• _RECORD LIST_:
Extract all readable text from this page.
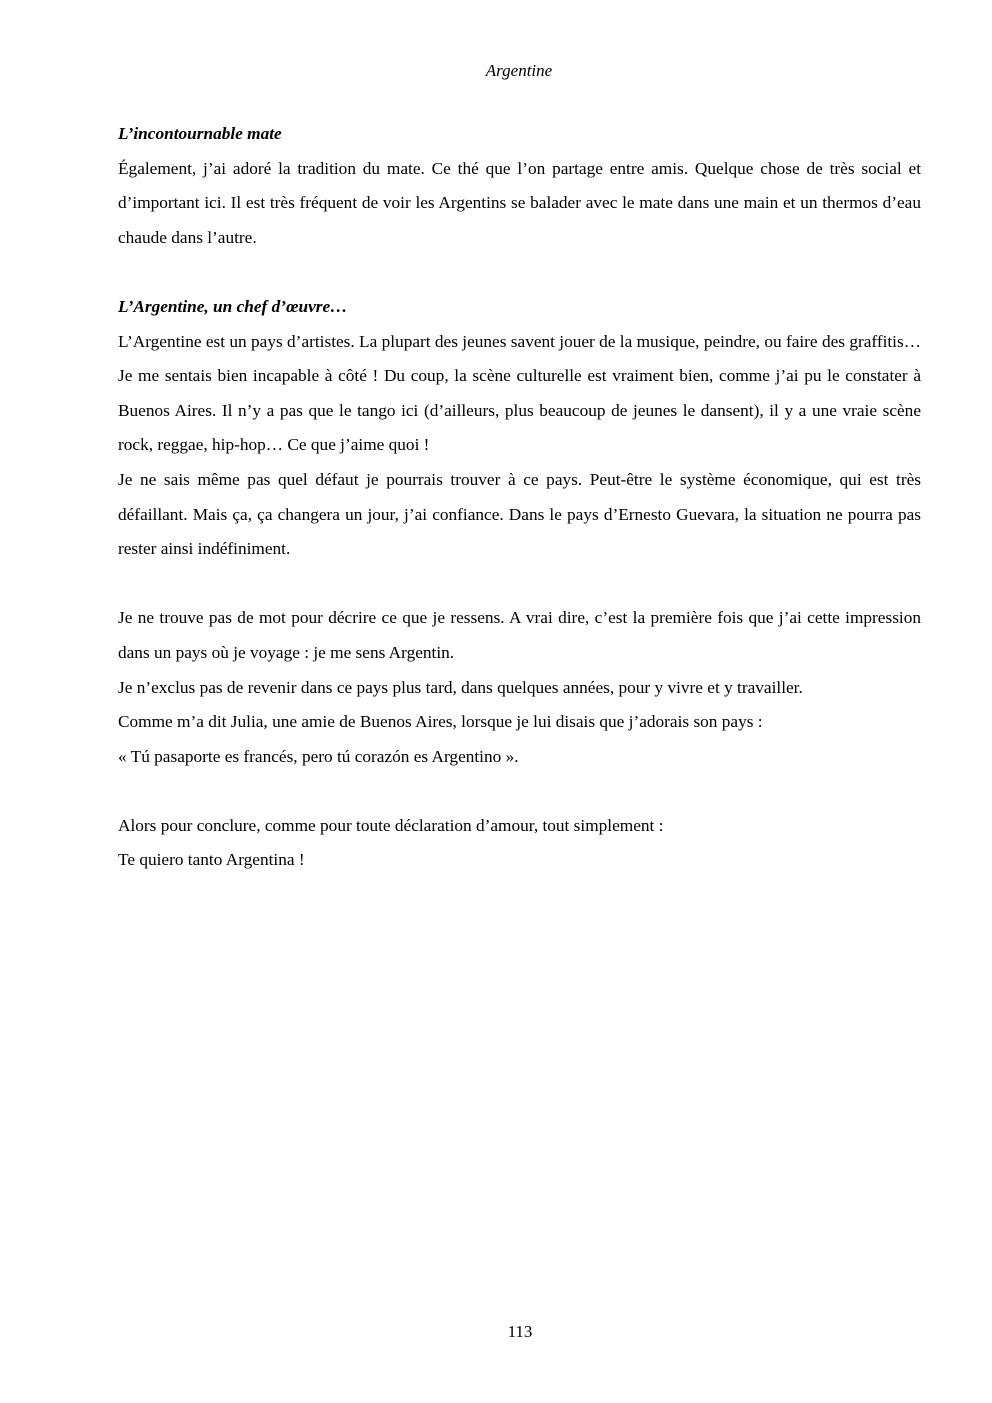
Argentine

L’incontournable mate

Également, j’ai adoré la tradition du mate. Ce thé que l’on partage entre amis. Quelque chose de très social et d’important ici. Il est très fréquent de voir les Argentins se balader avec le mate dans une main et un thermos d’eau chaude dans l’autre.

L’Argentine, un chef d’œuvre…

L’Argentine est un pays d’artistes. La plupart des jeunes savent jouer de la musique, peindre, ou faire des graffitis… Je me sentais bien incapable à côté ! Du coup, la scène culturelle est vraiment bien, comme j’ai pu le constater à Buenos Aires. Il n’y a pas que le tango ici (d’ailleurs, plus beaucoup de jeunes le dansent), il y a une vraie scène rock, reggae, hip-hop… Ce que j’aime quoi !

Je ne sais même pas quel défaut je pourrais trouver à ce pays. Peut-être le système économique, qui est très défaillant. Mais ça, ça changera un jour, j’ai confiance. Dans le pays d’Ernesto Guevara, la situation ne pourra pas rester ainsi indéfiniment.

Je ne trouve pas de mot pour décrire ce que je ressens. A vrai dire, c’est la première fois que j’ai cette impression dans un pays où je voyage : je me sens Argentin.

Je n’exclus pas de revenir dans ce pays plus tard, dans quelques années, pour y vivre et y travailler.

Comme m’a dit Julia, une amie de Buenos Aires, lorsque je lui disais que j’adorais son pays :

« Tú pasaporte es francés, pero tú corazón es Argentino ».

Alors pour conclure, comme pour toute déclaration d’amour, tout simplement :

Te quiero tanto Argentina !

113
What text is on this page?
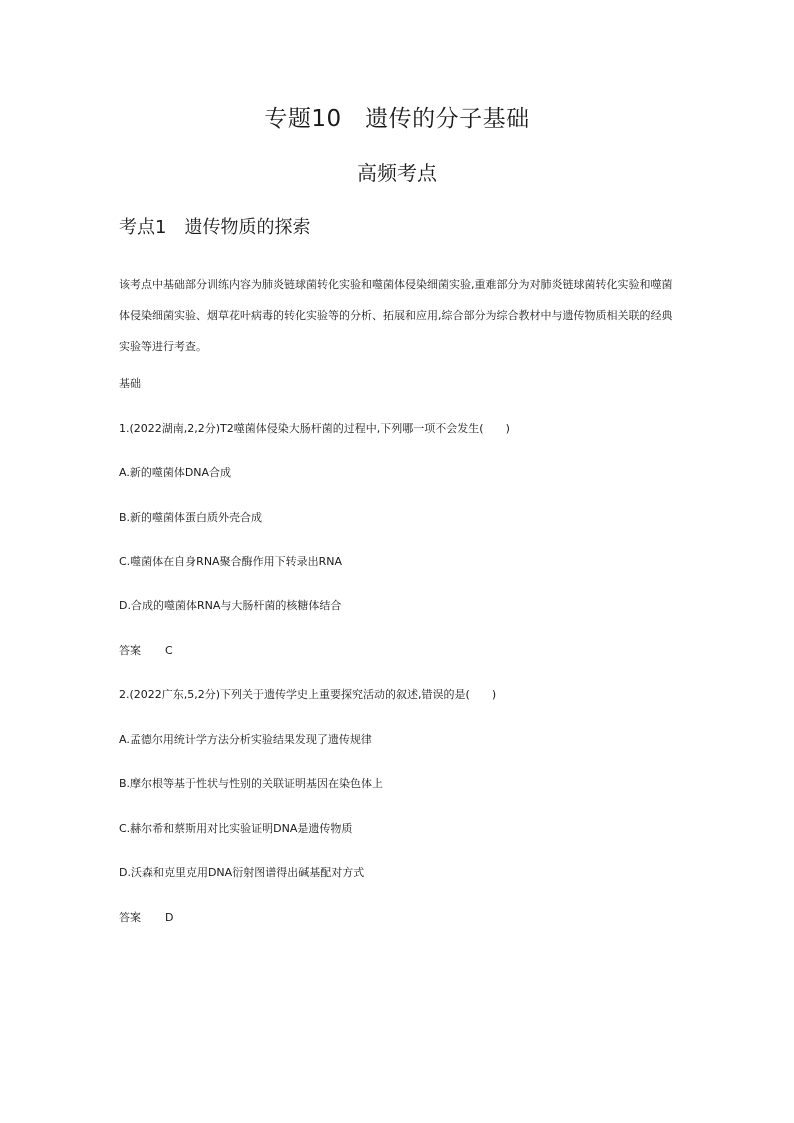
专题10　遗传的分子基础
高频考点
考点1　遗传物质的探索
该考点中基础部分训练内容为肺炎链球菌转化实验和噬菌体侵染细菌实验,重难部分为对肺炎链球菌转化实验和噬菌体侵染细菌实验、烟草花叶病毒的转化实验等的分析、拓展和应用,综合部分为综合教材中与遗传物质相关联的经典实验等进行考查。
基础
1.(2022湖南,2,2分)T2噬菌体侵染大肠杆菌的过程中,下列哪一项不会发生(　　)
A.新的噬菌体DNA合成
B.新的噬菌体蛋白质外壳合成
C.噬菌体在自身RNA聚合酶作用下转录出RNA
D.合成的噬菌体RNA与大肠杆菌的核糖体结合
答案 C
2.(2022广东,5,2分)下列关于遗传学史上重要探究活动的叙述,错误的是(　　)
A.孟德尔用统计学方法分析实验结果发现了遗传规律
B.摩尔根等基于性状与性别的关联证明基因在染色体上
C.赫尔希和蔡斯用对比实验证明DNA是遗传物质
D.沃森和克里克用DNA衍射图谱得出碱基配对方式
答案 D
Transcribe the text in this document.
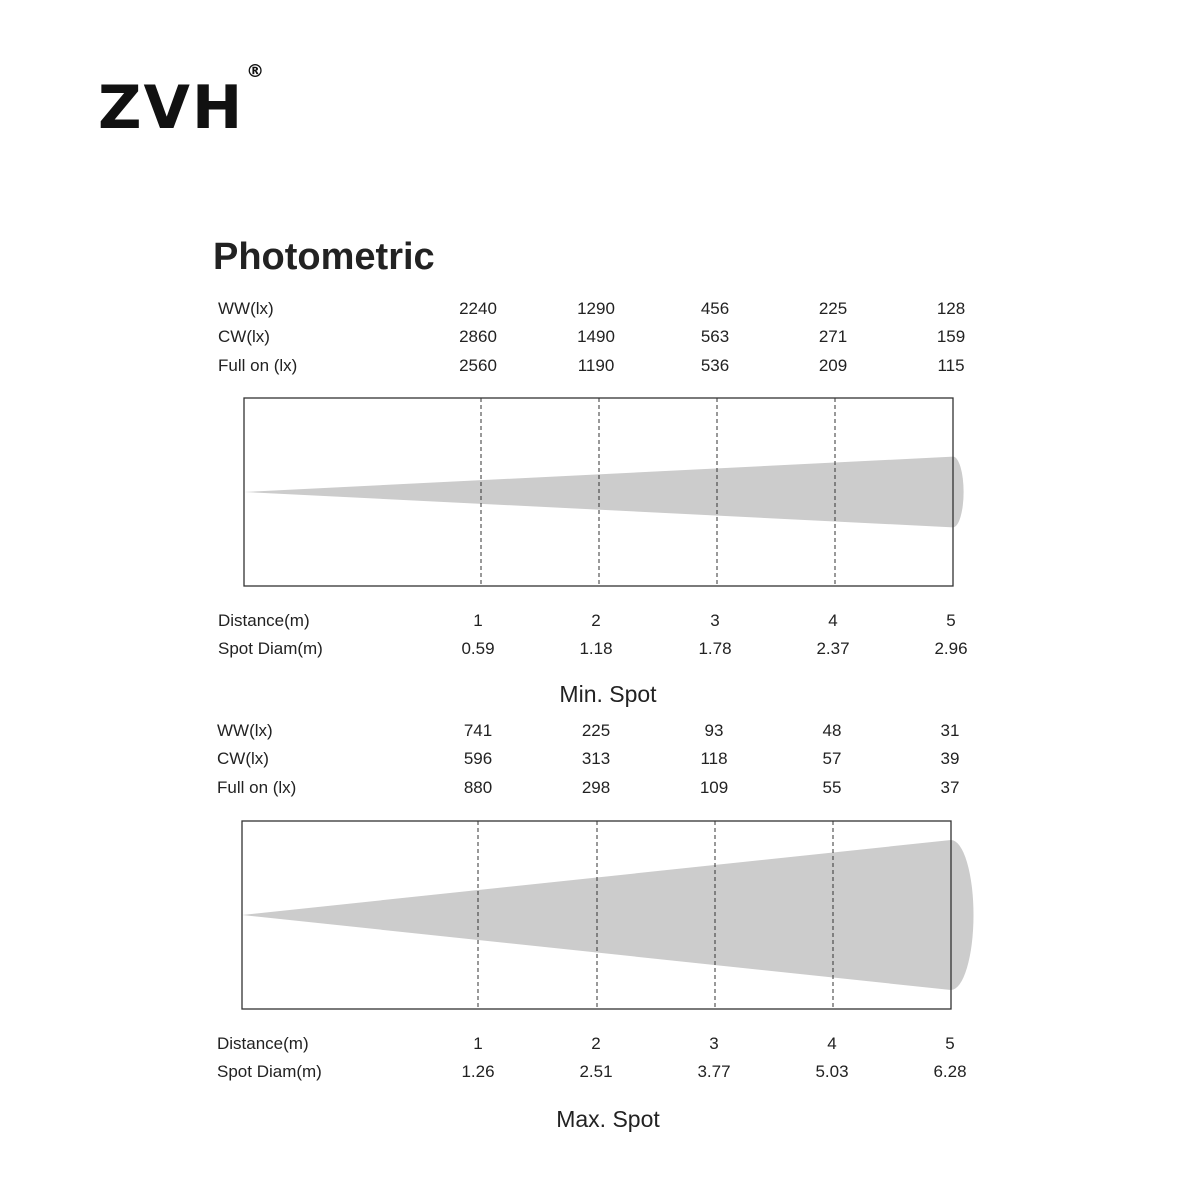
ZVH®
Photometric
WW(lx)	2240	1290	456	225	128
CW(lx)	2860	1490	563	271	159
Full on (lx)	2560	1190	536	209	115
Distance(m)	1	2	3	4	5
Spot Diam(m)	0.59	1.18	1.78	2.37	2.96
Min. Spot
WW(lx)	741	225	93	48	31
CW(lx)	596	313	118	57	39
Full on (lx)	880	298	109	55	37
Distance(m)	1	2	3	4	5
Spot Diam(m)	1.26	2.51	3.77	5.03	6.28
Max. Spot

• _JOB_:
Out of the records, collect only those lines that contain the string "Buenos".

• _COMPLETED EXERCISE_:
L’Argentine est un pays d’artistes. La plupart des jeunes savent jouer de la musique, peindre, ou faire des graffitis… Je me sentais bien incapable à côté ! Du coup, la scène culturelle est vraiment bien, comme j’ai pu le constater à Buenos Aires. Il n’y a pas que le tango ici (d’ailleurs, plus beaucoup de jeunes le dansent), il y a une vraie scène rock, reggae, hip-hop… Ce que j’aime quoi !
Comme m’a dit Julia, une amie de Buenos Aires, lorsque je lui disais que j’adorais son pays :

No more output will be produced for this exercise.